### What you are asked to do
Return the listing below word for word.
— START OF Record excerpts —
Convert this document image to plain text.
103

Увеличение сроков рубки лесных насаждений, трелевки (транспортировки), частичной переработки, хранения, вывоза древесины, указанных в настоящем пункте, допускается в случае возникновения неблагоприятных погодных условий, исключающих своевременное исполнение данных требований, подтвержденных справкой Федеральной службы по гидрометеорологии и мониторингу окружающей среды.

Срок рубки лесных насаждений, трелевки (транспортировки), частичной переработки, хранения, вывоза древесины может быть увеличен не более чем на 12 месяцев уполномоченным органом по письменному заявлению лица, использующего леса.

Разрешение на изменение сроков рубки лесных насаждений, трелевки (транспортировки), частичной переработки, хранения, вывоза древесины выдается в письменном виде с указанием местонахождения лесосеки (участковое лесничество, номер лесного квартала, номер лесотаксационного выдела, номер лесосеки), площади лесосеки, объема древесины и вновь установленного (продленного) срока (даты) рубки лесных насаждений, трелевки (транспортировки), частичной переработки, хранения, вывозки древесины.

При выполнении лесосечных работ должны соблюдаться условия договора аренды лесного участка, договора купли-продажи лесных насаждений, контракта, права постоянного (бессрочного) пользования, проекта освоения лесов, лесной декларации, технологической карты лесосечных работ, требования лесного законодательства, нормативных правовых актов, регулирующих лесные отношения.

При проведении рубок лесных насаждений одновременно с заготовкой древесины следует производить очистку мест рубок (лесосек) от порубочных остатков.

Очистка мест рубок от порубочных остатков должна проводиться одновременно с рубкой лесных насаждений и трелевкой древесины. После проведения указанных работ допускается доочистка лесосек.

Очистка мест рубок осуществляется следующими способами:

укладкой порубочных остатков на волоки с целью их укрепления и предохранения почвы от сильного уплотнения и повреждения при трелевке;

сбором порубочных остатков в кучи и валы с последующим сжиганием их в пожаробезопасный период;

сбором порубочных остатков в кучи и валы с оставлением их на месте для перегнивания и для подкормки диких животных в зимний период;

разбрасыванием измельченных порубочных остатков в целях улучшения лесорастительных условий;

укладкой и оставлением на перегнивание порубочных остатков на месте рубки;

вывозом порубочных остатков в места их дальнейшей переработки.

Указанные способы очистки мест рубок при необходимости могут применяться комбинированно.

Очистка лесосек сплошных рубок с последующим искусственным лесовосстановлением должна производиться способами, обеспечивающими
— END OF Record excerpts —
### Task solution
Convert this document image to plain text.
103

Увеличение сроков рубки лесных насаждений, трелевки (транспортировки), частичной переработки, хранения, вывоза древесины, указанных в настоящем пункте, допускается в случае возникновения неблагоприятных погодных условий, исключающих своевременное исполнение данных требований, подтвержденных справкой Федеральной службы по гидрометеорологии и мониторингу окружающей среды.

Срок рубки лесных насаждений, трелевки (транспортировки), частичной переработки, хранения, вывоза древесины может быть увеличен не более чем на 12 месяцев уполномоченным органом по письменному заявлению лица, использующего леса.

Разрешение на изменение сроков рубки лесных насаждений, трелевки (транспортировки), частичной переработки, хранения, вывоза древесины выдается в письменном виде с указанием местонахождения лесосеки (участковое лесничество, номер лесного квартала, номер лесотаксационного выдела, номер лесосеки), площади лесосеки, объема древесины и вновь установленного (продленного) срока (даты) рубки лесных насаждений, трелевки (транспортировки), частичной переработки, хранения, вывозки древесины.

При выполнении лесосечных работ должны соблюдаться условия договора аренды лесного участка, договора купли-продажи лесных насаждений, контракта, права постоянного (бессрочного) пользования, проекта освоения лесов, лесной декларации, технологической карты лесосечных работ, требования лесного законодательства, нормативных правовых актов, регулирующих лесные отношения.

При проведении рубок лесных насаждений одновременно с заготовкой древесины следует производить очистку мест рубок (лесосек) от порубочных остатков.

Очистка мест рубок от порубочных остатков должна проводиться одновременно с рубкой лесных насаждений и трелевкой древесины. После проведения указанных работ допускается доочистка лесосек.

Очистка мест рубок осуществляется следующими способами:

укладкой порубочных остатков на волоки с целью их укрепления и предохранения почвы от сильного уплотнения и повреждения при трелевке;

сбором порубочных остатков в кучи и валы с последующим сжиганием их в пожаробезопасный период;

сбором порубочных остатков в кучи и валы с оставлением их на месте для перегнивания и для подкормки диких животных в зимний период;

разбрасыванием измельченных порубочных остатков в целях улучшения лесорастительных условий;

укладкой и оставлением на перегнивание порубочных остатков на месте рубки;

вывозом порубочных остатков в места их дальнейшей переработки.

Указанные способы очистки мест рубок при необходимости могут применяться комбинированно.

Очистка лесосек сплошных рубок с последующим искусственным лесовосстановлением должна производиться способами, обеспечивающими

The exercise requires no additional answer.